### Problem description
Show every line below where "Marcin" can be found.
══ Supplied entries ══
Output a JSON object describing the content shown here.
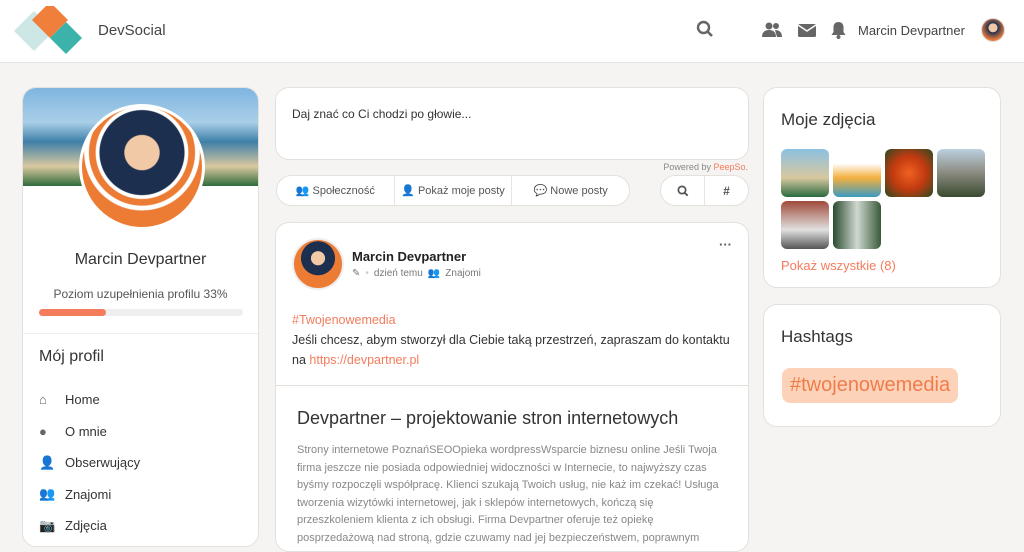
{
  "header": {
    "brand": "DevSocial",
    "user_name": "Marcin Devpartner"
  },
  "profile": {
    "name": "Marcin Devpartner",
    "completion_label": "Poziom uzupełnienia profilu 33%",
    "completion_percent": 33,
    "menu_title": "Mój profil",
    "menu": [
      {
        "label": "Home",
        "icon": "home-icon",
        "glyph": "⌂"
      },
      {
        "label": "O mnie",
        "icon": "user-circle-icon",
        "glyph": "●"
      },
      {
        "label": "Obserwujący",
        "icon": "user-check-icon",
        "glyph": "👤"
      },
      {
        "label": "Znajomi",
        "icon": "users-icon",
        "glyph": "👥"
      },
      {
        "label": "Zdjęcia",
        "icon": "camera-icon",
        "glyph": "📷"
      }
    ]
  },
  "composer": {
    "placeholder": "Daj znać co Ci chodzi po głowie...",
    "powered_by": "Powered by ",
    "powered_brand": "PeepSo",
    "powered_dot": "."
  },
  "filters": {
    "community": "Społeczność",
    "my_posts": "Pokaż moje posty",
    "new_posts": "Nowe posty"
  },
  "post": {
    "author": "Marcin Devpartner",
    "time": "dzień temu",
    "privacy": "Znajomi",
    "hashtag": "#Twojenowemedia",
    "text": "Jeśli chcesz, abym stworzył dla Ciebie taką przestrzeń, zapraszam do kontaktu na ",
    "link": "https://devpartner.pl",
    "preview_title": "Devpartner – projektowanie stron internetowych",
    "preview_text": "Strony internetowe PoznańSEOOpieka wordpressWsparcie biznesu online Jeśli Twoja firma jeszcze nie posiada odpowiedniej widoczności w Internecie, to najwyższy czas byśmy rozpoczęli współpracę. Klienci szukają Twoich usług, nie każ im czekać! Usługa tworzenia wizytówki internetowej, jak i sklepów internetowych, kończą się przeszkoleniem klienta z ich obsługi. Firma Devpartner oferuje też opiekę posprzedażową nad stroną, gdzie czuwamy nad jej bezpieczeństwem, poprawnym"
  },
  "photos": {
    "title": "Moje zdjęcia",
    "show_all": "Pokaż wszystkie (8)"
  },
  "hashtags": {
    "title": "Hashtags",
    "items": [
      "#twojenowemedia"
    ]
  },
  "colors": {
    "accent": "#f47c5c"
  }
}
═══
### Answer to the exercise
    "user_name": "Marcin Devpartner"
    "name": "Marcin Devpartner",
    "author": "Marcin Devpartner",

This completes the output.